**Written task:**
In your copy, leave out the pictures and repeat the entries below exactly.
Start of Data listing
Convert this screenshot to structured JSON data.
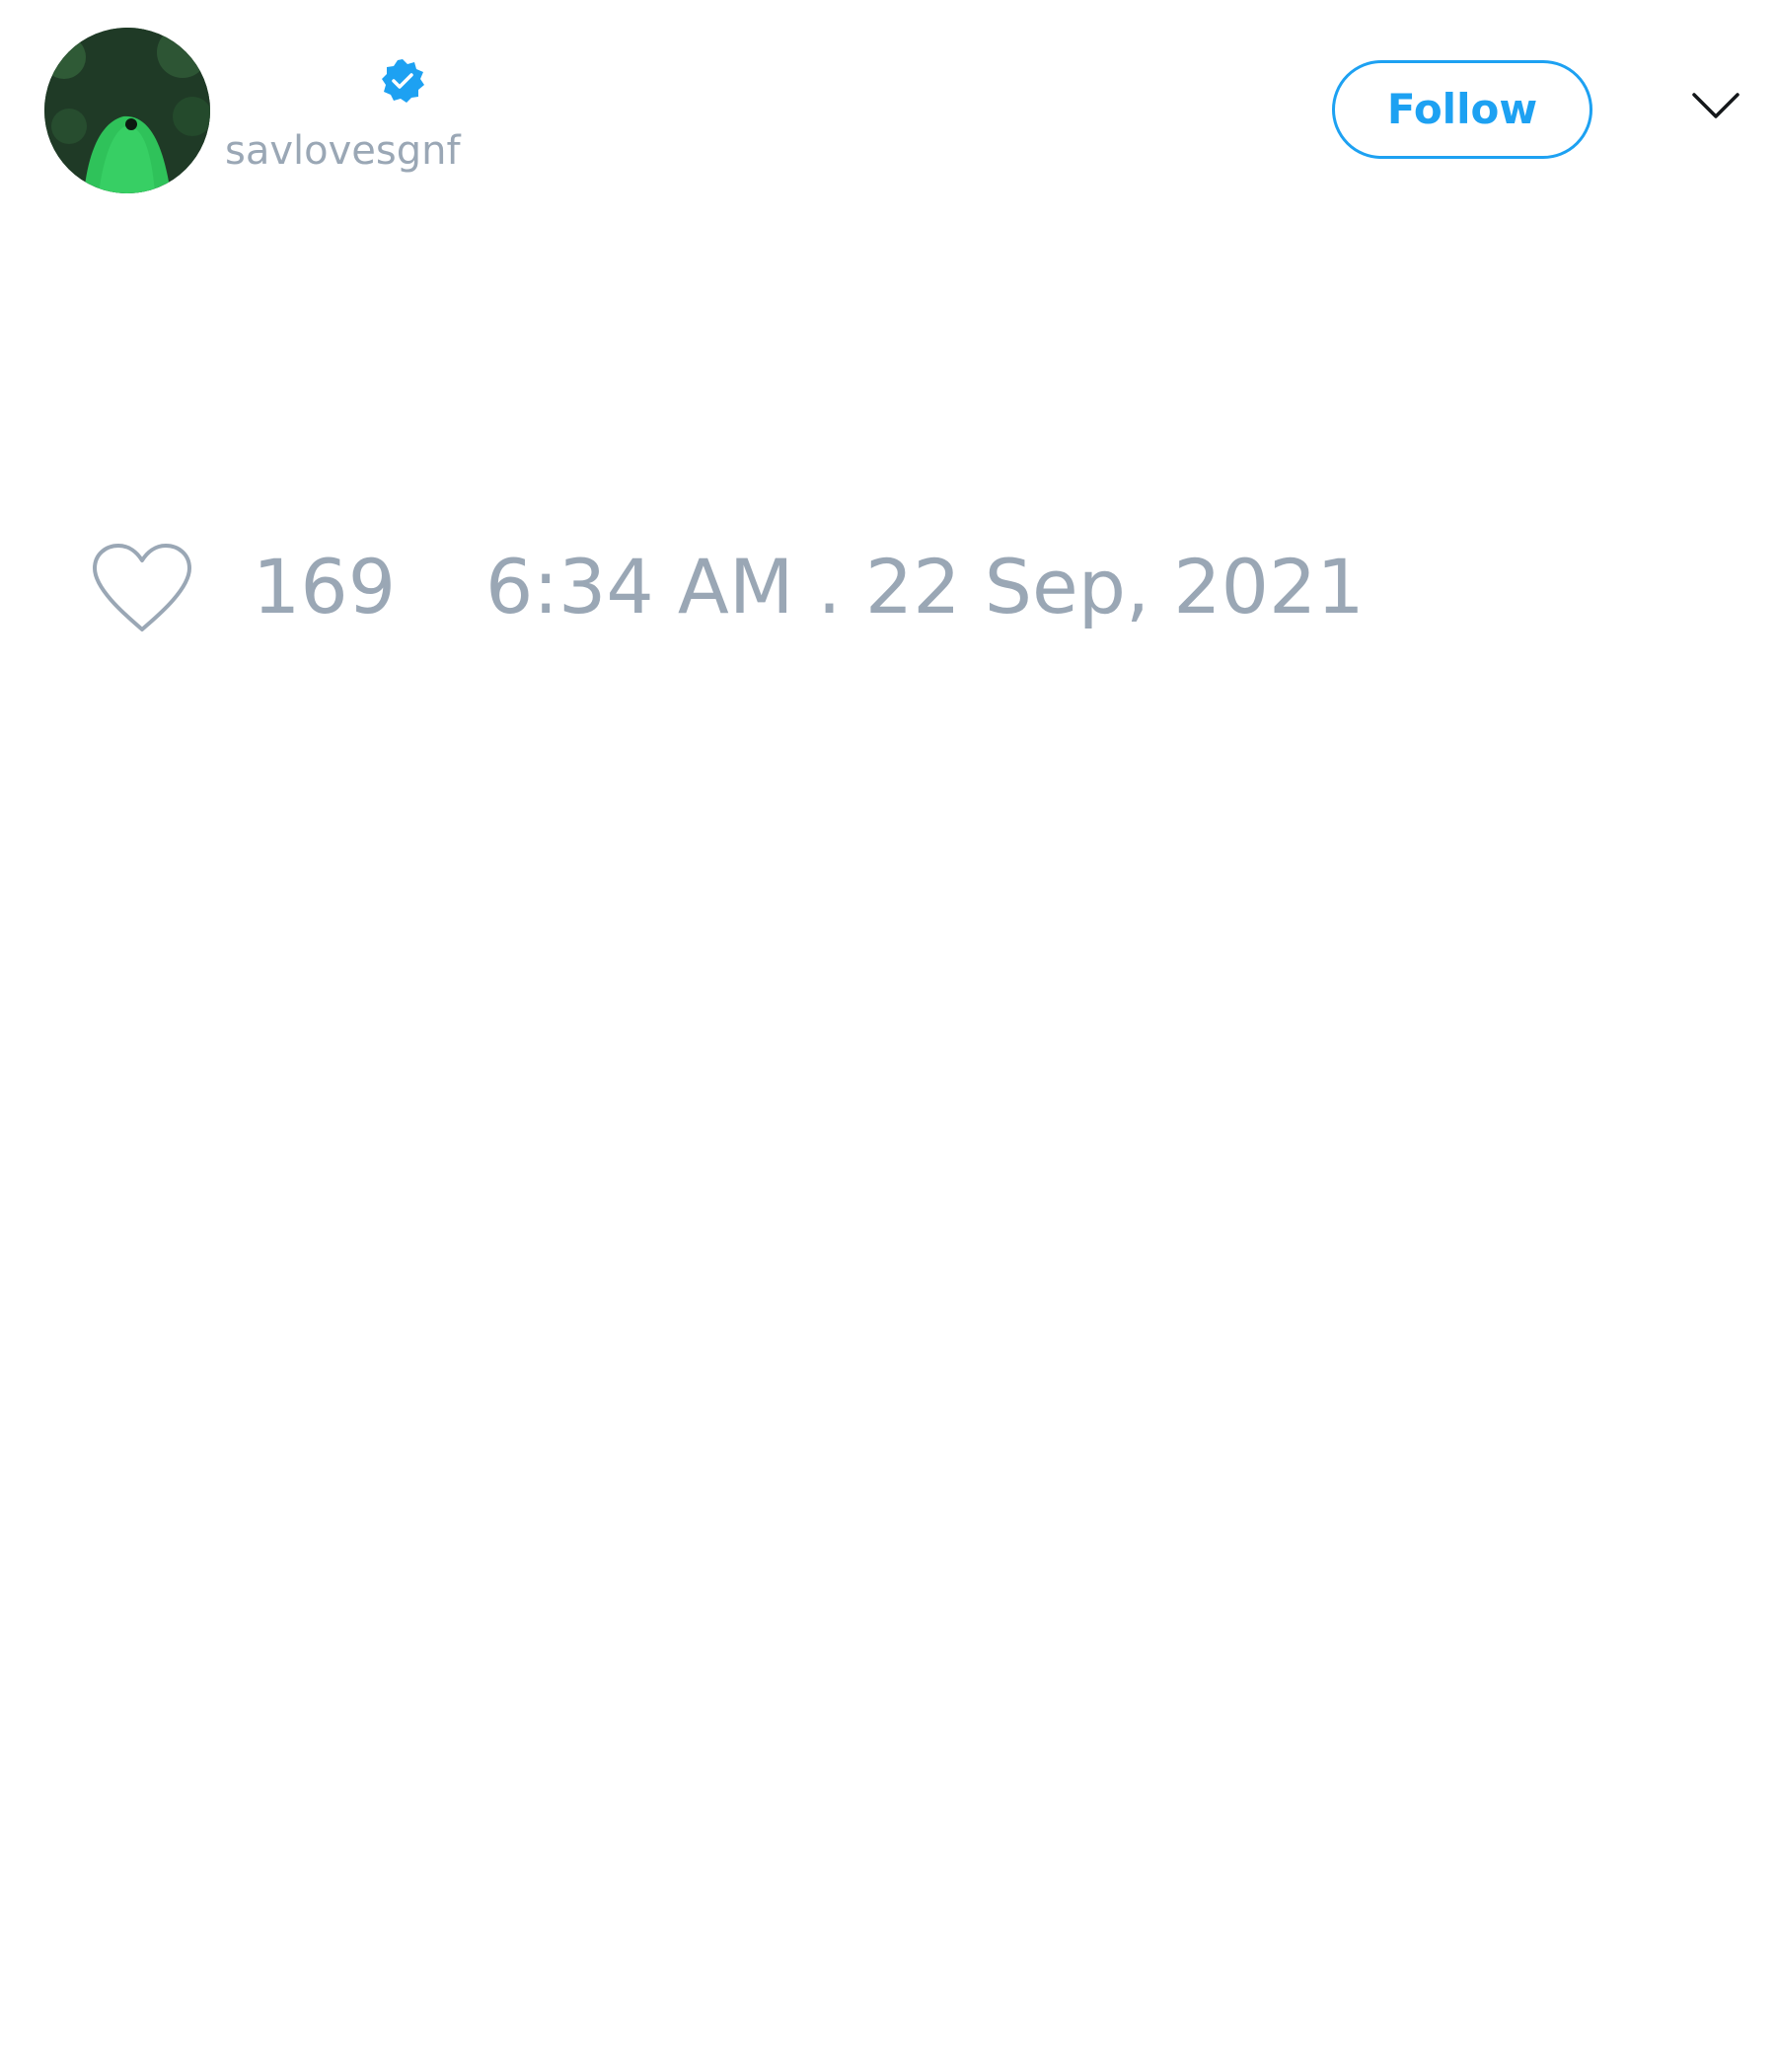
{
  "tweet": {
    "author": {
      "display_name": "",
      "handle": "savlovesgnf",
      "verified": true,
      "verified_icon": "verified-badge-icon",
      "avatar_icon": "green-ghost-avatar"
    },
    "follow_label": "Follow",
    "menu_icon": "chevron-down-icon",
    "like_icon": "heart-icon",
    "like_count": "169",
    "timestamp": "6:34 AM . 22 Sep, 2021"
  },
  "colors": {
    "accent": "#1da1f2",
    "muted_text": "#9aa7b5",
    "background": "#ffffff"
  }
}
End of Data listing
**Answer to this problem:**
Convert this screenshot to structured JSON data.
{
  "tweet": {
    "author": {
      "display_name": "",
      "handle": "savlovesgnf",
      "verified": true,
      "verified_icon": "verified-badge-icon",
      "avatar_icon": "green-ghost-avatar"
    },
    "follow_label": "Follow",
    "menu_icon": "chevron-down-icon",
    "like_icon": "heart-icon",
    "like_count": "169",
    "timestamp": "6:34 AM . 22 Sep, 2021"
  },
  "colors": {
    "accent": "#1da1f2",
    "muted_text": "#9aa7b5",
    "background": "#ffffff"
  }
}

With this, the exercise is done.